GIVEN REQUEST | Compute how many lines in the entries below contain "grade", and output nothing but the number.

PROVIDED INFORMATION |

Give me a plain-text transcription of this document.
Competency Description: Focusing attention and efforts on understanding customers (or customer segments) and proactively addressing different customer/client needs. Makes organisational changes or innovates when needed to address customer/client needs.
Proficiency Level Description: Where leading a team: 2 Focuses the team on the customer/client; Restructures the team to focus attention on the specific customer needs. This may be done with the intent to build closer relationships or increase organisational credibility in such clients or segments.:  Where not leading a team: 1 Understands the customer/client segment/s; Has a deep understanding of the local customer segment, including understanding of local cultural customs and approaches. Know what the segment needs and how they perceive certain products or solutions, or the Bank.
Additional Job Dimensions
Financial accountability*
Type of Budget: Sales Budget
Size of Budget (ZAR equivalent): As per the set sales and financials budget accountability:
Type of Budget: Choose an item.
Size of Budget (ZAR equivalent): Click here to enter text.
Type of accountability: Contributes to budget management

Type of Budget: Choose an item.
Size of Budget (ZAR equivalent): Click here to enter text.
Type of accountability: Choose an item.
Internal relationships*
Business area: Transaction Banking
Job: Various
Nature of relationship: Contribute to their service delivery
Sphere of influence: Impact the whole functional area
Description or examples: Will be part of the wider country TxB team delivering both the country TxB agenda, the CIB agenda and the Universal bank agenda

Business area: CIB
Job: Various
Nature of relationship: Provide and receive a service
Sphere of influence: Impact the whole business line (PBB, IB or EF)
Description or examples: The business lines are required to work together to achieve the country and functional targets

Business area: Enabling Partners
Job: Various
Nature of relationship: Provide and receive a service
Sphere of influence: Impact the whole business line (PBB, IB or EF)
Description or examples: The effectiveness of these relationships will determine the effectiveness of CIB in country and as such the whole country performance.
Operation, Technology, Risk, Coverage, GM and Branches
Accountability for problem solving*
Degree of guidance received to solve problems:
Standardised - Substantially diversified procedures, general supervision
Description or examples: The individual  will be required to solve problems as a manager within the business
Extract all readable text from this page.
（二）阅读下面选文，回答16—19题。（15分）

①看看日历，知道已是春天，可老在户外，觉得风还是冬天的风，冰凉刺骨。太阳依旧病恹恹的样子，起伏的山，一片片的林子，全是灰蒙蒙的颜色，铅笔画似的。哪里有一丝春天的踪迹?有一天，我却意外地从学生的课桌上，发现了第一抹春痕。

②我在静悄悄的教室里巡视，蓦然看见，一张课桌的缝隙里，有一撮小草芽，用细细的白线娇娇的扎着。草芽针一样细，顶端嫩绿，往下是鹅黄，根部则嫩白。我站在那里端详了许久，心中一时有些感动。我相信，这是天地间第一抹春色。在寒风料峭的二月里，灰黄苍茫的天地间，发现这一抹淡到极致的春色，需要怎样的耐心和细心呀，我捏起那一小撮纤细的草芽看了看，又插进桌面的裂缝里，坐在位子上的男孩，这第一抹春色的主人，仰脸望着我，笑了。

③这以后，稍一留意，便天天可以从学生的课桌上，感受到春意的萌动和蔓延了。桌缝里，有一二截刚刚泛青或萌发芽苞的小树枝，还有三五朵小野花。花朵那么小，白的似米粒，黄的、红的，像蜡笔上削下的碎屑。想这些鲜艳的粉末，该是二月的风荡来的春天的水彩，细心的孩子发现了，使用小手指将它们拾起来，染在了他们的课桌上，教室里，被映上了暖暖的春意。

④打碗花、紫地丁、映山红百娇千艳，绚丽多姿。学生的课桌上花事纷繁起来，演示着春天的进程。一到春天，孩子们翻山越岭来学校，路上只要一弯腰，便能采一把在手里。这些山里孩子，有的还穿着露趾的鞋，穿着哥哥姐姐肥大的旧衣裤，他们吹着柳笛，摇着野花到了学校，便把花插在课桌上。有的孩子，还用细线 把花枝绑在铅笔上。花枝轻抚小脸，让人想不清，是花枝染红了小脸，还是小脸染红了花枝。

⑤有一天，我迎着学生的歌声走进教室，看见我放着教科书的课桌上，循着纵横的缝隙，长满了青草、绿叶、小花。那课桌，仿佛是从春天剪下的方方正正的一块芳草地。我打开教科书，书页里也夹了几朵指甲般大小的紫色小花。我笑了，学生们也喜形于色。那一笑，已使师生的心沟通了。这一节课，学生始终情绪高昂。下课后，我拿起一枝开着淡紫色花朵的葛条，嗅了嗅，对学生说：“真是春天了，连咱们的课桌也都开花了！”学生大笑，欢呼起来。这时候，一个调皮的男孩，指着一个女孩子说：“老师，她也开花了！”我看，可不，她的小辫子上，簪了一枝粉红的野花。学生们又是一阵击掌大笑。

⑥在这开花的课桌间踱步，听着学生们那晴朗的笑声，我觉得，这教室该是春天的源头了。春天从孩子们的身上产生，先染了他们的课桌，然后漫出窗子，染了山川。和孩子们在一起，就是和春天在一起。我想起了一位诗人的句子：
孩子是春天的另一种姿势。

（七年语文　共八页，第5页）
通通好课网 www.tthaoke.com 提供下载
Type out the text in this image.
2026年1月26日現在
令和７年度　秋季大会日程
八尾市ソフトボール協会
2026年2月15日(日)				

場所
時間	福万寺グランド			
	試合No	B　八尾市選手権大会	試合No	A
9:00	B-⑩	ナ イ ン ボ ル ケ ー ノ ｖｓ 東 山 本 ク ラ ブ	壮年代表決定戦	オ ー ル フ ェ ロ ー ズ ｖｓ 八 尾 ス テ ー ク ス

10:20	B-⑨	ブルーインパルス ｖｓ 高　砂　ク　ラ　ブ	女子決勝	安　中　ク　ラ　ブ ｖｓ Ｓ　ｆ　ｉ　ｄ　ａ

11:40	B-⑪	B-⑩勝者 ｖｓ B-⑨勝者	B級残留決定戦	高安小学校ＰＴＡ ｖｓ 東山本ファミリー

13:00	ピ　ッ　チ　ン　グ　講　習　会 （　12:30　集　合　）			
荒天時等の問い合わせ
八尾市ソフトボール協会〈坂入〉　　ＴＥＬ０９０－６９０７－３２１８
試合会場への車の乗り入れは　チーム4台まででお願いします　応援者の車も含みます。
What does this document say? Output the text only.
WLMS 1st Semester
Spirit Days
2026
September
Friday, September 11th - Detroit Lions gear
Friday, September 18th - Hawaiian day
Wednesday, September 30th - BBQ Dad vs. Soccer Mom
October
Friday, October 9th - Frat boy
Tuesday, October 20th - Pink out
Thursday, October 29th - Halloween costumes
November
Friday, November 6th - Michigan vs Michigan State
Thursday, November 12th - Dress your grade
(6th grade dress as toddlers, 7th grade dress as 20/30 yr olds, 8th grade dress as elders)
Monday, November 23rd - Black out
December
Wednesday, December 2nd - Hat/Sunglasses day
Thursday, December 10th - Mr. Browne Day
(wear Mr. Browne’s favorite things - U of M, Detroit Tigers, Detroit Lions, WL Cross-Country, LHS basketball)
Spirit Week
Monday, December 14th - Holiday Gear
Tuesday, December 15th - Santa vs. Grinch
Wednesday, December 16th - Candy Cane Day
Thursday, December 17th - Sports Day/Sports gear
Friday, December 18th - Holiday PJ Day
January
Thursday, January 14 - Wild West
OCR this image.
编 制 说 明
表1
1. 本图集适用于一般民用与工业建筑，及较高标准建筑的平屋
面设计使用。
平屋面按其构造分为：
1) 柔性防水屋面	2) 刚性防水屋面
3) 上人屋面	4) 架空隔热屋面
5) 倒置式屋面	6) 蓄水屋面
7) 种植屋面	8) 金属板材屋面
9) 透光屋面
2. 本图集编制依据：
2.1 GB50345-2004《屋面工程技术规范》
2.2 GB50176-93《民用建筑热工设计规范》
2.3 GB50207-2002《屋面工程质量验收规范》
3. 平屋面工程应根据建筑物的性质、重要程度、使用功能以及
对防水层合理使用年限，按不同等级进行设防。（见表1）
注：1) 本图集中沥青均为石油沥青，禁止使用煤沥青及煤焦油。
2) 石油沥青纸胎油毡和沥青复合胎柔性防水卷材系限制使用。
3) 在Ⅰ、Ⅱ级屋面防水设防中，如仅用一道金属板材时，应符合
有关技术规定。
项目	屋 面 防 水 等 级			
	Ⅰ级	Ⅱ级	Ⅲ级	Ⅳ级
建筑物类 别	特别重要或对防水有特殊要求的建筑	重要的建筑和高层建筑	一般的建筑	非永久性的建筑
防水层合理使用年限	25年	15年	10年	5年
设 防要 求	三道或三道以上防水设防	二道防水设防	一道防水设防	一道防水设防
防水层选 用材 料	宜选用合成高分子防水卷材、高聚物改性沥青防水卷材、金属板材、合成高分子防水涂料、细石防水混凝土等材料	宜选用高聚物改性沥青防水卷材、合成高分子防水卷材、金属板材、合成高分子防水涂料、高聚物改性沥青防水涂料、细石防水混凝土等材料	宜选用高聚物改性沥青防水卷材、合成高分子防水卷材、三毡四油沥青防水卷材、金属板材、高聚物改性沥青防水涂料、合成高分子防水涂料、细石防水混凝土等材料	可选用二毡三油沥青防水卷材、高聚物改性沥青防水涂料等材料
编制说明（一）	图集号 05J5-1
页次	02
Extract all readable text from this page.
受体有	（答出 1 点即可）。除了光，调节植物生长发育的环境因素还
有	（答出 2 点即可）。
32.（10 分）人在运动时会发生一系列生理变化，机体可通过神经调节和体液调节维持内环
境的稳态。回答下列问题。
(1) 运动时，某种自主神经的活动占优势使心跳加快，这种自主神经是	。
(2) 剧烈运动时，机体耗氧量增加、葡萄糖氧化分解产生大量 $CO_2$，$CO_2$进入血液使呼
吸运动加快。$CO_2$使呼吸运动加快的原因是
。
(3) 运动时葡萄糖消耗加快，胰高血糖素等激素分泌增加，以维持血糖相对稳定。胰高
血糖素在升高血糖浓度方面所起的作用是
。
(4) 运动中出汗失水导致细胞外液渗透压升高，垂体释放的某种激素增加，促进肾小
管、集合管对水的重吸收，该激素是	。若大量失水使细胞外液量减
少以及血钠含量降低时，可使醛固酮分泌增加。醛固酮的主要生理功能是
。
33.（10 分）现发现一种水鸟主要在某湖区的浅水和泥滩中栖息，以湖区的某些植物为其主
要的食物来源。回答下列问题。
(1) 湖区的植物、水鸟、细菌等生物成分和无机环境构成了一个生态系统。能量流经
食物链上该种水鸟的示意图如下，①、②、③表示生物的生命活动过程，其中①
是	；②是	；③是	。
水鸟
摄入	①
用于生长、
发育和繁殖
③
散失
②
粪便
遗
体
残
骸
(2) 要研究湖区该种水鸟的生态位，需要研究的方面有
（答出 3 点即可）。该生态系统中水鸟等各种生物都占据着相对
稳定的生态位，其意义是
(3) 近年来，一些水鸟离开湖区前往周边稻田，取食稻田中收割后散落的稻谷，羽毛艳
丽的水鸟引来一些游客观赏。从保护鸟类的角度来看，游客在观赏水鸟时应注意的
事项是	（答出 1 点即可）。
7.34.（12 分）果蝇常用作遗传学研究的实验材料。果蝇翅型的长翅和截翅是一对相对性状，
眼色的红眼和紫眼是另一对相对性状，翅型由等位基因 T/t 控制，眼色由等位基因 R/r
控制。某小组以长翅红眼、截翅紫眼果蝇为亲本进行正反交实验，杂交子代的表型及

CORRECT RESULT | 2